### WHAT IS NEEDED
Quote the records that follow in full and exactly; leave out the pictures.

### SOURCE RECORDS
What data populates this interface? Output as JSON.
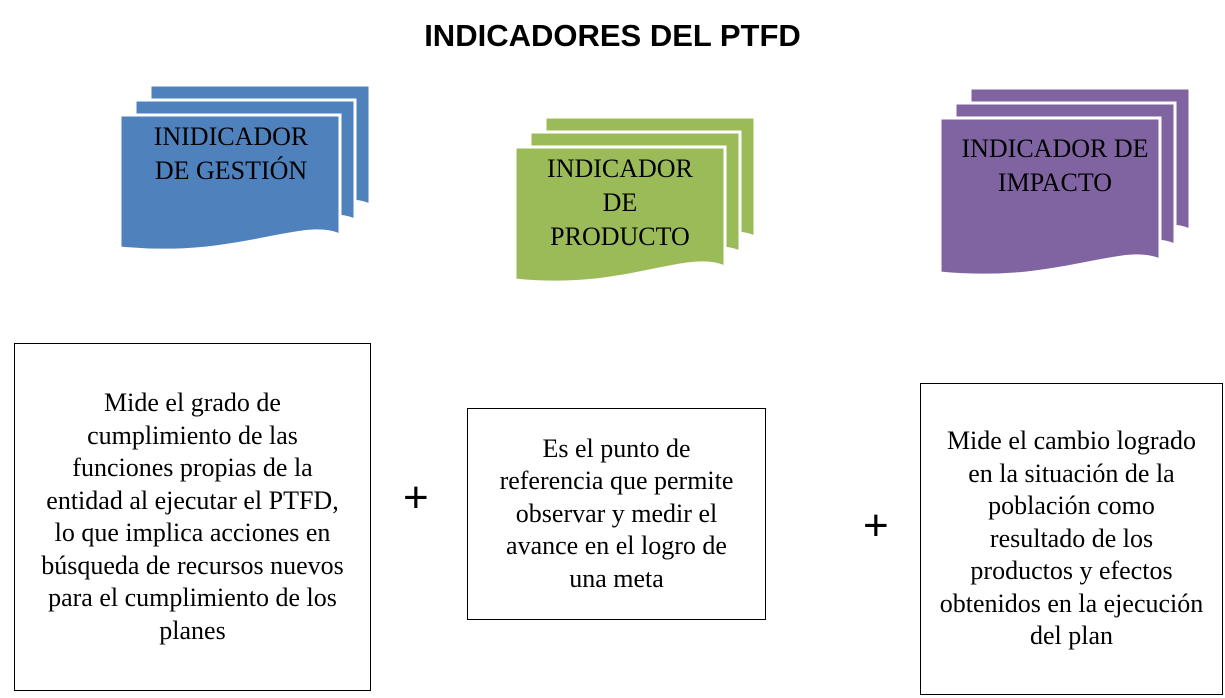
{
  "title": "INDICADORES DEL PTFD",
  "indicators": [
    {
      "label": "INIDICADOR DE GESTIÓN",
      "color": "#4f81bd",
      "description": "Mide el grado de cumplimiento de las funciones propias de la entidad al ejecutar el PTFD, lo que implica acciones en búsqueda de recursos nuevos para el cumplimiento de los planes"
    },
    {
      "label": "INDICADOR DE PRODUCTO",
      "color": "#9bbb59",
      "description": "Es el punto de referencia que permite observar y medir el avance en el logro de una meta"
    },
    {
      "label": "INDICADOR DE IMPACTO",
      "color": "#8064a2",
      "description": "Mide el cambio logrado en la situación de la población como resultado de los productos y efectos obtenidos en la ejecución del plan"
    }
  ],
  "connector_symbol": "+"
}
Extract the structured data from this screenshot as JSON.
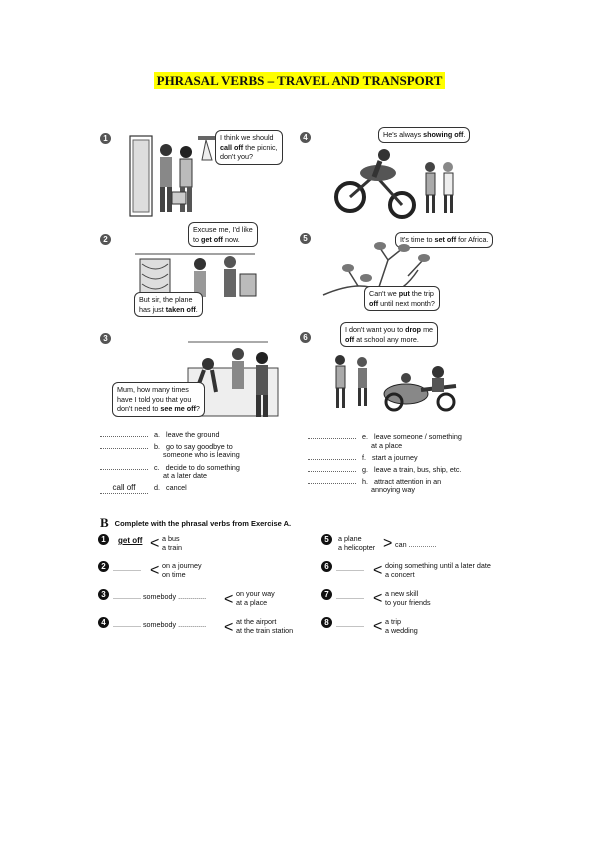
{
  "title": "PHRASAL VERBS – TRAVEL AND TRANSPORT",
  "panels": {
    "p1": {
      "num": "1",
      "lines": [
        "I think we should",
        "call off the picnic,",
        "don't you?"
      ]
    },
    "p2": {
      "num": "2",
      "bubble1": [
        "Excuse me, I'd like",
        "to get off now."
      ],
      "bubble2": [
        "But sir, the plane",
        "has just taken off."
      ]
    },
    "p3": {
      "num": "3",
      "lines": [
        "Mum, how many times",
        "have I told you that you",
        "don't need to see me off?"
      ]
    },
    "p4": {
      "num": "4",
      "lines": [
        "He's always showing off."
      ]
    },
    "p5": {
      "num": "5",
      "bubble1": [
        "It's time to set off for Africa."
      ],
      "bubble2": [
        "Can't we put the trip",
        "off until next month?"
      ]
    },
    "p6": {
      "num": "6",
      "lines": [
        "I don't want you to drop me",
        "off at school any more."
      ]
    }
  },
  "definitions_left": [
    {
      "letter": "a.",
      "text": "leave the ground",
      "text2": "",
      "answer": ""
    },
    {
      "letter": "b.",
      "text": "go to say goodbye to",
      "text2": "someone who is leaving",
      "answer": ""
    },
    {
      "letter": "c.",
      "text": "decide to do something",
      "text2": "at a later date",
      "answer": ""
    },
    {
      "letter": "d.",
      "text": "cancel",
      "text2": "",
      "answer": "call off"
    }
  ],
  "definitions_right": [
    {
      "letter": "e.",
      "text": "leave someone / something",
      "text2": "at a place"
    },
    {
      "letter": "f.",
      "text": "start a journey",
      "text2": ""
    },
    {
      "letter": "g.",
      "text": "leave a train, bus, ship, etc.",
      "text2": ""
    },
    {
      "letter": "h.",
      "text": "attract attention in an",
      "text2": "annoying way"
    }
  ],
  "section_b": {
    "letter": "B",
    "instruction": "Complete with the phrasal verbs from Exercise A."
  },
  "exercises": [
    {
      "num": "1",
      "blank": "get off",
      "opt1": "a bus",
      "opt2": "a train"
    },
    {
      "num": "2",
      "blank": "..............",
      "opt1": "on a journey",
      "opt2": "on time"
    },
    {
      "num": "3",
      "blank": ".............. somebody ..............",
      "opt1": "on your way",
      "opt2": "at a place"
    },
    {
      "num": "4",
      "blank": ".............. somebody ..............",
      "opt1": "at the airport",
      "opt2": "at the train station"
    },
    {
      "num": "5",
      "blank": "",
      "opt1": "a plane",
      "opt2": "a helicopter",
      "suffix": "can .............."
    },
    {
      "num": "6",
      "blank": "..............",
      "opt1": "doing something until a later date",
      "opt2": "a concert"
    },
    {
      "num": "7",
      "blank": "..............",
      "opt1": "a new skill",
      "opt2": "to your friends"
    },
    {
      "num": "8",
      "blank": "..............",
      "opt1": "a trip",
      "opt2": "a wedding"
    }
  ]
}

### EXERCISE SOLUTION
What data populates this interface? Output as JSON.
{
  "title": "INDICADORES DEL PTFD",
  "indicators": [
    {
      "label": "INIDICADOR DE GESTIÓN",
      "color": "#4f81bd",
      "description": "Mide el grado de cumplimiento de las funciones propias de la entidad al ejecutar el PTFD, lo que implica acciones en búsqueda de recursos nuevos para el cumplimiento de los planes"
    },
    {
      "label": "INDICADOR DE PRODUCTO",
      "color": "#9bbb59",
      "description": "Es el punto de referencia que permite observar y medir el avance en el logro de una meta"
    },
    {
      "label": "INDICADOR DE IMPACTO",
      "color": "#8064a2",
      "description": "Mide el cambio logrado en la situación de la población como resultado de los productos y efectos obtenidos en la ejecución del plan"
    }
  ],
  "connector_symbol": "+"
}
Extract the structured data from this screenshot as JSON.
{
  "title": "PHRASAL VERBS – TRAVEL AND TRANSPORT",
  "panels": {
    "p1": {
      "num": "1",
      "lines": [
        "I think we should",
        "call off the picnic,",
        "don't you?"
      ]
    },
    "p2": {
      "num": "2",
      "bubble1": [
        "Excuse me, I'd like",
        "to get off now."
      ],
      "bubble2": [
        "But sir, the plane",
        "has just taken off."
      ]
    },
    "p3": {
      "num": "3",
      "lines": [
        "Mum, how many times",
        "have I told you that you",
        "don't need to see me off?"
      ]
    },
    "p4": {
      "num": "4",
      "lines": [
        "He's always showing off."
      ]
    },
    "p5": {
      "num": "5",
      "bubble1": [
        "It's time to set off for Africa."
      ],
      "bubble2": [
        "Can't we put the trip",
        "off until next month?"
      ]
    },
    "p6": {
      "num": "6",
      "lines": [
        "I don't want you to drop me",
        "off at school any more."
      ]
    }
  },
  "definitions_left": [
    {
      "letter": "a.",
      "text": "leave the ground",
      "text2": "",
      "answer": ""
    },
    {
      "letter": "b.",
      "text": "go to say goodbye to",
      "text2": "someone who is leaving",
      "answer": ""
    },
    {
      "letter": "c.",
      "text": "decide to do something",
      "text2": "at a later date",
      "answer": ""
    },
    {
      "letter": "d.",
      "text": "cancel",
      "text2": "",
      "answer": "call off"
    }
  ],
  "definitions_right": [
    {
      "letter": "e.",
      "text": "leave someone / something",
      "text2": "at a place"
    },
    {
      "letter": "f.",
      "text": "start a journey",
      "text2": ""
    },
    {
      "letter": "g.",
      "text": "leave a train, bus, ship, etc.",
      "text2": ""
    },
    {
      "letter": "h.",
      "text": "attract attention in an",
      "text2": "annoying way"
    }
  ],
  "section_b": {
    "letter": "B",
    "instruction": "Complete with the phrasal verbs from Exercise A."
  },
  "exercises": [
    {
      "num": "1",
      "blank": "get off",
      "opt1": "a bus",
      "opt2": "a train"
    },
    {
      "num": "2",
      "blank": "..............",
      "opt1": "on a journey",
      "opt2": "on time"
    },
    {
      "num": "3",
      "blank": ".............. somebody ..............",
      "opt1": "on your way",
      "opt2": "at a place"
    },
    {
      "num": "4",
      "blank": ".............. somebody ..............",
      "opt1": "at the airport",
      "opt2": "at the train station"
    },
    {
      "num": "5",
      "blank": "",
      "opt1": "a plane",
      "opt2": "a helicopter",
      "suffix": "can .............."
    },
    {
      "num": "6",
      "blank": "..............",
      "opt1": "doing something until a later date",
      "opt2": "a concert"
    },
    {
      "num": "7",
      "blank": "..............",
      "opt1": "a new skill",
      "opt2": "to your friends"
    },
    {
      "num": "8",
      "blank": "..............",
      "opt1": "a trip",
      "opt2": "a wedding"
    }
  ]
}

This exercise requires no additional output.